## WORK TO DO:
Pull out every line below that contains the word "Ticket".

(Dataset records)
━━━━━━━━━━━━━━━━

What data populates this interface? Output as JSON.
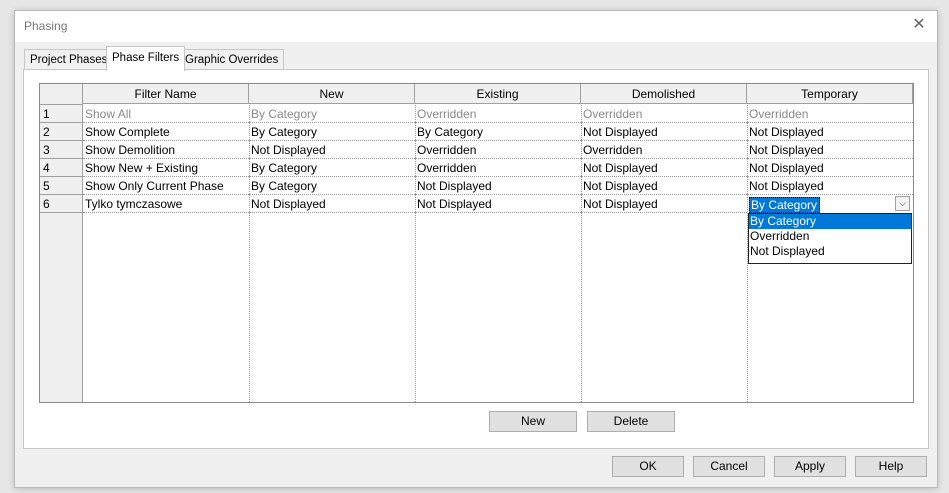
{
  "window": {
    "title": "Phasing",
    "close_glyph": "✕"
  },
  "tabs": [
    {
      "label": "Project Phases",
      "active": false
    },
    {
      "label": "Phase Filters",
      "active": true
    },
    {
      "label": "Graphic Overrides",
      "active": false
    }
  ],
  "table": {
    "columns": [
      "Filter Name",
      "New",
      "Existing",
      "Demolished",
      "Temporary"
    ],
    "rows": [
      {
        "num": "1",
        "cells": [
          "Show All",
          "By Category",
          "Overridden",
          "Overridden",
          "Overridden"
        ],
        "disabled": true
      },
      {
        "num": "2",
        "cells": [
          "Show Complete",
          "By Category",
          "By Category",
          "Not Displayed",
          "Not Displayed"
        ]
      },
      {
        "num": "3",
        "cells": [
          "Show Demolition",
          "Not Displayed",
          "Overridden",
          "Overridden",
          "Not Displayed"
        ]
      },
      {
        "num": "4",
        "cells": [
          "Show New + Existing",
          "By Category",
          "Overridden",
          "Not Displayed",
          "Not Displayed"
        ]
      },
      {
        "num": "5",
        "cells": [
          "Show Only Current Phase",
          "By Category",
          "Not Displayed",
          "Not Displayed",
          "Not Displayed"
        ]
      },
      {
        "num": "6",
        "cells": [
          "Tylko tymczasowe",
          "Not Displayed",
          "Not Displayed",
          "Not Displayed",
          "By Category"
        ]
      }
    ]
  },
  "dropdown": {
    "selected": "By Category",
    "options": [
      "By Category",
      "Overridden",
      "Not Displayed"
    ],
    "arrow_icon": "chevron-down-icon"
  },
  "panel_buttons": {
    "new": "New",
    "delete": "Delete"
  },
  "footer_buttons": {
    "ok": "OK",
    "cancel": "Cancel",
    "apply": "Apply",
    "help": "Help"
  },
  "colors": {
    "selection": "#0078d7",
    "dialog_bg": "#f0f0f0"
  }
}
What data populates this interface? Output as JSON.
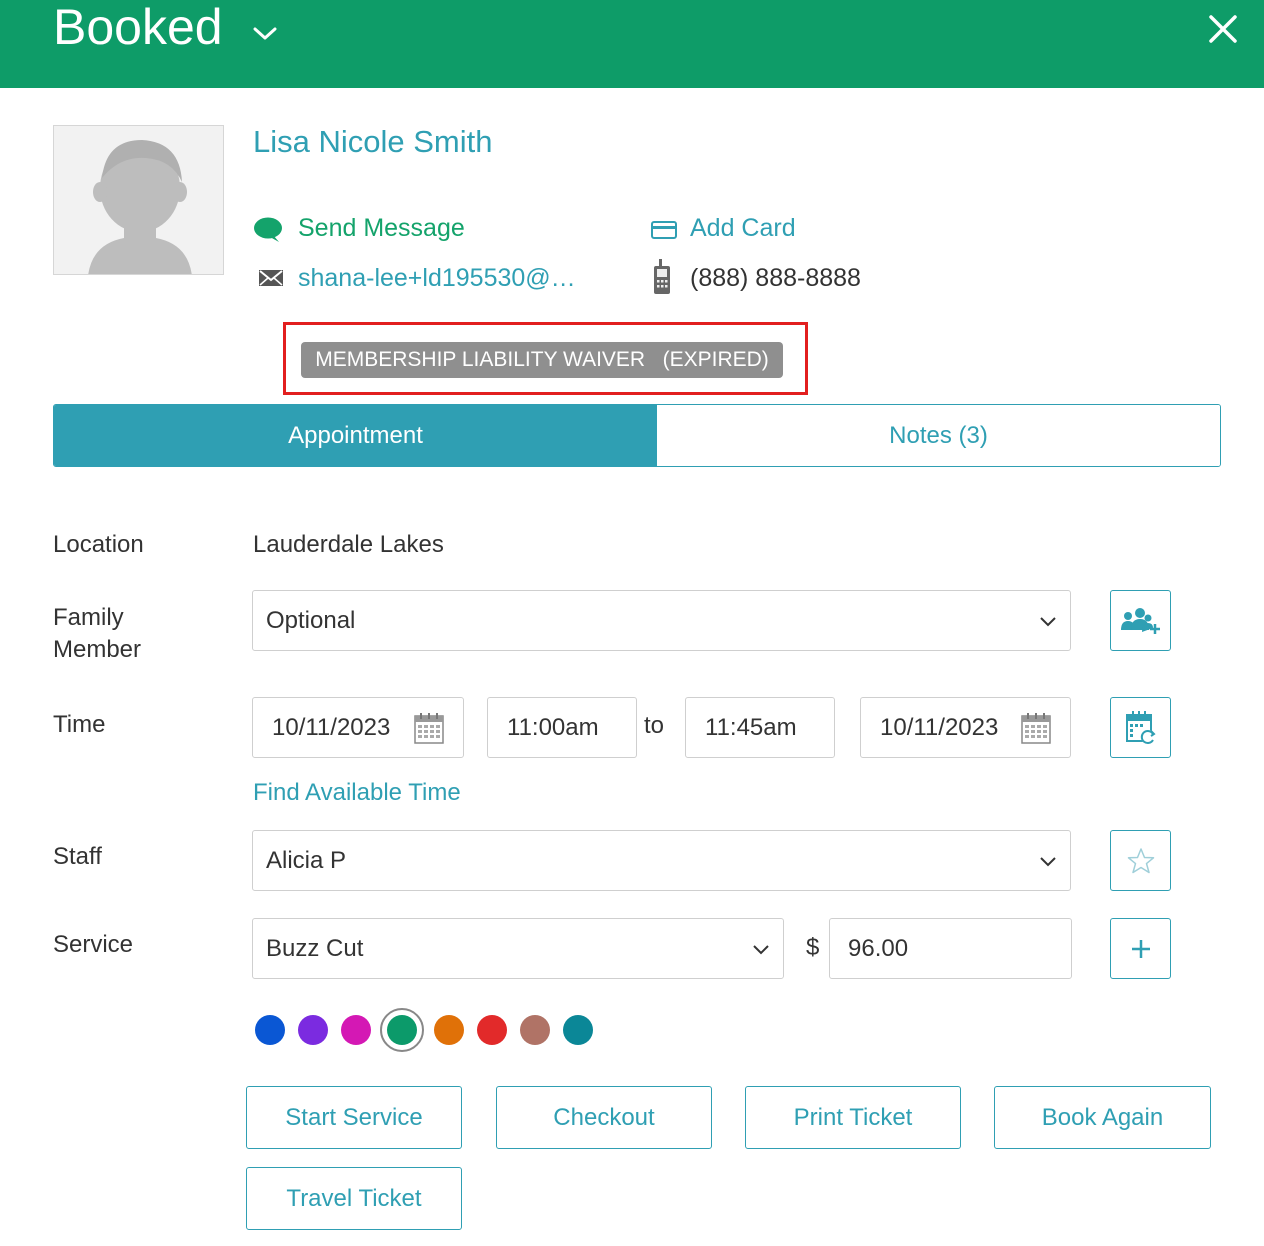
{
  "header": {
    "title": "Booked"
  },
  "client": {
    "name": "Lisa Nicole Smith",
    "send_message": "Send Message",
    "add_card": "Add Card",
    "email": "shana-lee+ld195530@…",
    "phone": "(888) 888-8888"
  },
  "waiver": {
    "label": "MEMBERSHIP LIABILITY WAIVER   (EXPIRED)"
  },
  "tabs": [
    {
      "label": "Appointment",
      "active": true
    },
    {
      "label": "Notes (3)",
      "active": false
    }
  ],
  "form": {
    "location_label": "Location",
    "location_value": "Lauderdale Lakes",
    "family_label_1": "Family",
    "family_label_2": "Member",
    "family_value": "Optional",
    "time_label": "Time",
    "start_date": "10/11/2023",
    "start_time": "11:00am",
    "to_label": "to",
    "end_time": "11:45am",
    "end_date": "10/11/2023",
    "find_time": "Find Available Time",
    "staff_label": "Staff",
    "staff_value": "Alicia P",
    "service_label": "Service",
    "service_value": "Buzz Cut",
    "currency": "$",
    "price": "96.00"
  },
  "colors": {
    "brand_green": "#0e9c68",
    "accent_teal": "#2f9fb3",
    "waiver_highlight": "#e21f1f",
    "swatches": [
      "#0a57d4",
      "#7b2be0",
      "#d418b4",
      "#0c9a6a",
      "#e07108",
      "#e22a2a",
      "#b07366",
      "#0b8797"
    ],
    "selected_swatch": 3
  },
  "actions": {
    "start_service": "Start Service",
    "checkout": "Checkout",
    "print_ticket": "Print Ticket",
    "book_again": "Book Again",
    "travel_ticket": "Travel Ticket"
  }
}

━━━━━━━━━━━━━━━━

## TASK RESPONSE:
    "print_ticket": "Print Ticket",
    "travel_ticket": "Travel Ticket"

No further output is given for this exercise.